#### Data excerpts

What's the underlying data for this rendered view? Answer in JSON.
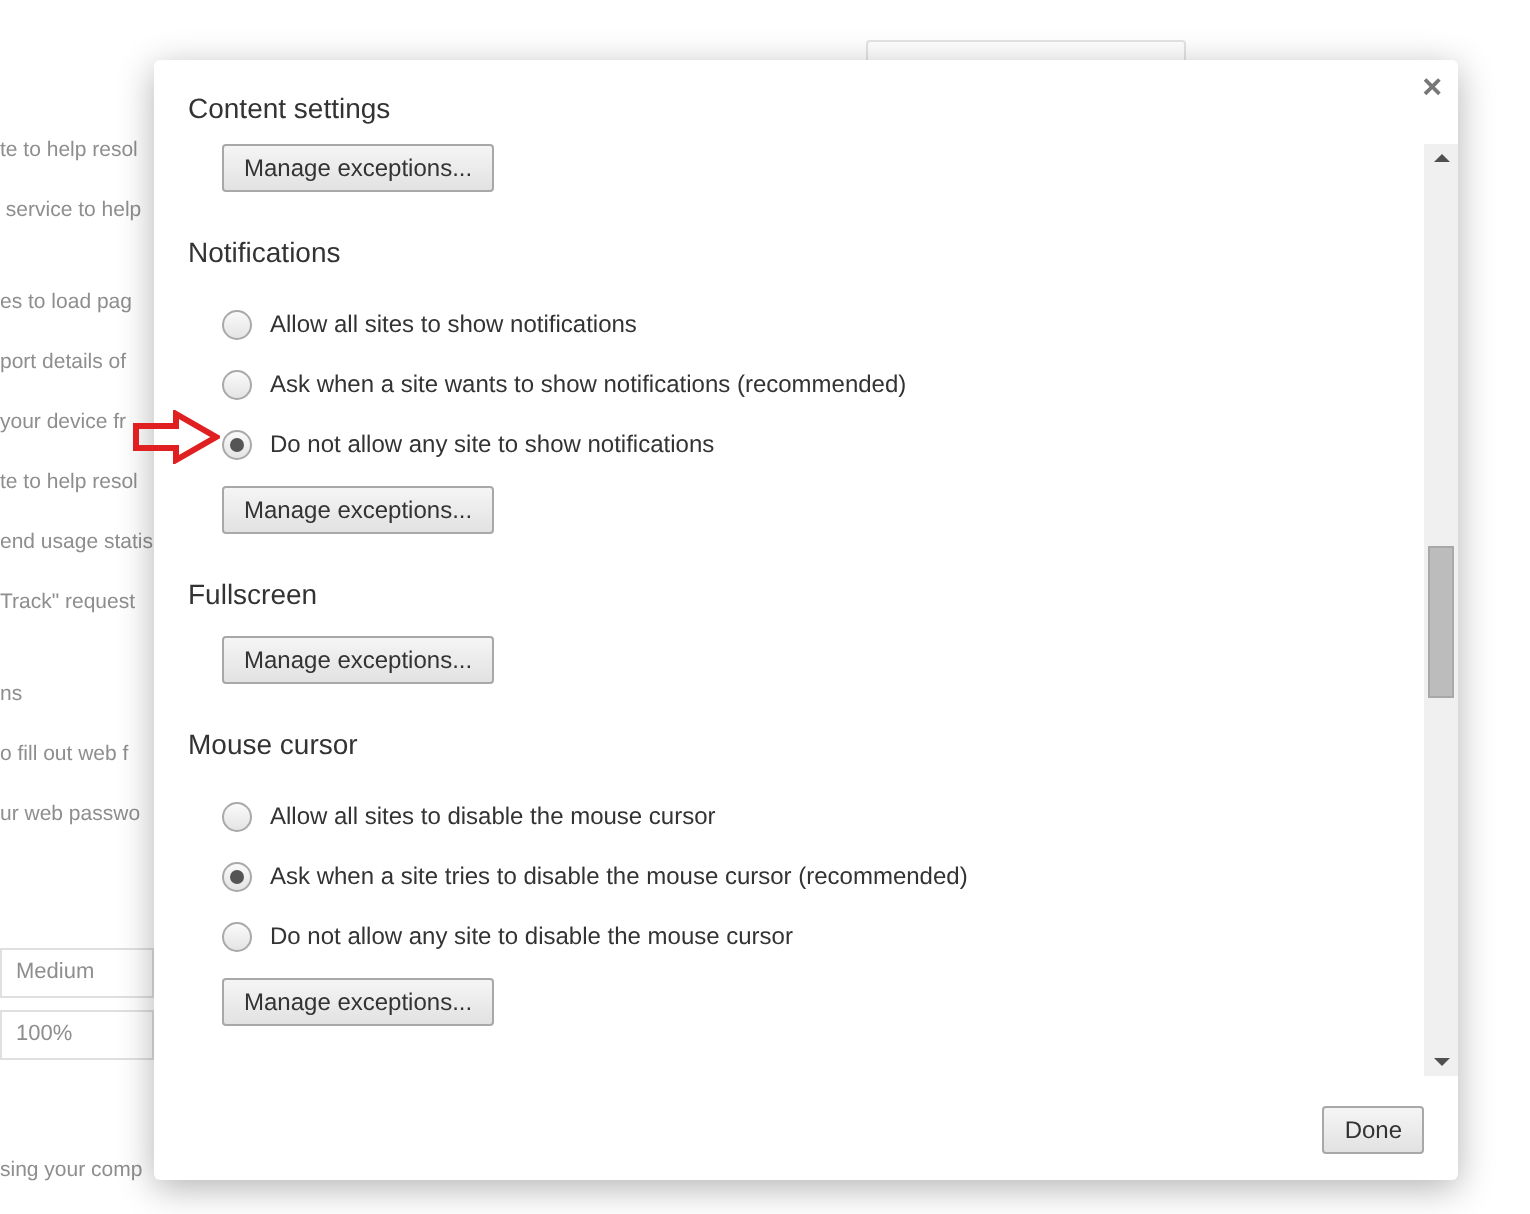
{
  "background": {
    "groups": [
      [
        "te to help resol",
        " service to help"
      ],
      [
        "es to load pag",
        "port details of",
        "your device fr",
        "te to help resol",
        "end usage statis",
        "Track\" request"
      ],
      [
        "ns",
        "o fill out web f",
        "ur web passwo"
      ]
    ],
    "selects": [
      "Medium",
      "100%"
    ],
    "footer": "sing your comp"
  },
  "dialog": {
    "title": "Content settings",
    "close": "×",
    "sections": [
      {
        "button": "Manage exceptions..."
      },
      {
        "heading": "Notifications",
        "options": [
          {
            "label": "Allow all sites to show notifications",
            "selected": false
          },
          {
            "label": "Ask when a site wants to show notifications (recommended)",
            "selected": false
          },
          {
            "label": "Do not allow any site to show notifications",
            "selected": true
          }
        ],
        "button": "Manage exceptions..."
      },
      {
        "heading": "Fullscreen",
        "button": "Manage exceptions..."
      },
      {
        "heading": "Mouse cursor",
        "options": [
          {
            "label": "Allow all sites to disable the mouse cursor",
            "selected": false
          },
          {
            "label": "Ask when a site tries to disable the mouse cursor (recommended)",
            "selected": true
          },
          {
            "label": "Do not allow any site to disable the mouse cursor",
            "selected": false
          }
        ],
        "button": "Manage exceptions..."
      }
    ],
    "done": "Done"
  }
}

#### Your task
Leave out the pictures and transcribe the entries above exactly.

#### Exercise answer
What's the underlying data for this rendered view? Answer in JSON.
{
  "background": {
    "groups": [
      [
        "te to help resol",
        " service to help"
      ],
      [
        "es to load pag",
        "port details of",
        "your device fr",
        "te to help resol",
        "end usage statis",
        "Track\" request"
      ],
      [
        "ns",
        "o fill out web f",
        "ur web passwo"
      ]
    ],
    "selects": [
      "Medium",
      "100%"
    ],
    "footer": "sing your comp"
  },
  "dialog": {
    "title": "Content settings",
    "close": "×",
    "sections": [
      {
        "button": "Manage exceptions..."
      },
      {
        "heading": "Notifications",
        "options": [
          {
            "label": "Allow all sites to show notifications",
            "selected": false
          },
          {
            "label": "Ask when a site wants to show notifications (recommended)",
            "selected": false
          },
          {
            "label": "Do not allow any site to show notifications",
            "selected": true
          }
        ],
        "button": "Manage exceptions..."
      },
      {
        "heading": "Fullscreen",
        "button": "Manage exceptions..."
      },
      {
        "heading": "Mouse cursor",
        "options": [
          {
            "label": "Allow all sites to disable the mouse cursor",
            "selected": false
          },
          {
            "label": "Ask when a site tries to disable the mouse cursor (recommended)",
            "selected": true
          },
          {
            "label": "Do not allow any site to disable the mouse cursor",
            "selected": false
          }
        ],
        "button": "Manage exceptions..."
      }
    ],
    "done": "Done"
  }
}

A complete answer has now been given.